Collection entries
========

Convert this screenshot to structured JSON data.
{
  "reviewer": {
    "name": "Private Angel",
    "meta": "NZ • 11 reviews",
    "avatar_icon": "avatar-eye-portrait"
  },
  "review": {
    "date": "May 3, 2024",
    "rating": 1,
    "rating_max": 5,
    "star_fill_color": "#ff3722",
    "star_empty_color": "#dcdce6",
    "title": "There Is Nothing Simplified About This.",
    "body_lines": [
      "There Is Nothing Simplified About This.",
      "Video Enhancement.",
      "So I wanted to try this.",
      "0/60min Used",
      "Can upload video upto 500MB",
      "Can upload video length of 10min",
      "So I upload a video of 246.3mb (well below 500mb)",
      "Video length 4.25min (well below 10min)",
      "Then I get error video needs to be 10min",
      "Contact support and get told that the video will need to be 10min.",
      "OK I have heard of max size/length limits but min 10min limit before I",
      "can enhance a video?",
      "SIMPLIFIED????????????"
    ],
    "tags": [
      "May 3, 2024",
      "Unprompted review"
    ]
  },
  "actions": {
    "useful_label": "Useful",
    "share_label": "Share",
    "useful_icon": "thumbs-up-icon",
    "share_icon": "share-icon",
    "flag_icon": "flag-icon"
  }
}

========

■ **WRITTEN TASK**: Reproduce every record above exactly as it appears.

■ **TASK SOLUTION**:
Convert this screenshot to structured JSON data.
{
  "reviewer": {
    "name": "Private Angel",
    "meta": "NZ • 11 reviews",
    "avatar_icon": "avatar-eye-portrait"
  },
  "review": {
    "date": "May 3, 2024",
    "rating": 1,
    "rating_max": 5,
    "star_fill_color": "#ff3722",
    "star_empty_color": "#dcdce6",
    "title": "There Is Nothing Simplified About This.",
    "body_lines": [
      "There Is Nothing Simplified About This.",
      "Video Enhancement.",
      "So I wanted to try this.",
      "0/60min Used",
      "Can upload video upto 500MB",
      "Can upload video length of 10min",
      "So I upload a video of 246.3mb (well below 500mb)",
      "Video length 4.25min (well below 10min)",
      "Then I get error video needs to be 10min",
      "Contact support and get told that the video will need to be 10min.",
      "OK I have heard of max size/length limits but min 10min limit before I",
      "can enhance a video?",
      "SIMPLIFIED????????????"
    ],
    "tags": [
      "May 3, 2024",
      "Unprompted review"
    ]
  },
  "actions": {
    "useful_label": "Useful",
    "share_label": "Share",
    "useful_icon": "thumbs-up-icon",
    "share_icon": "share-icon",
    "flag_icon": "flag-icon"
  }
}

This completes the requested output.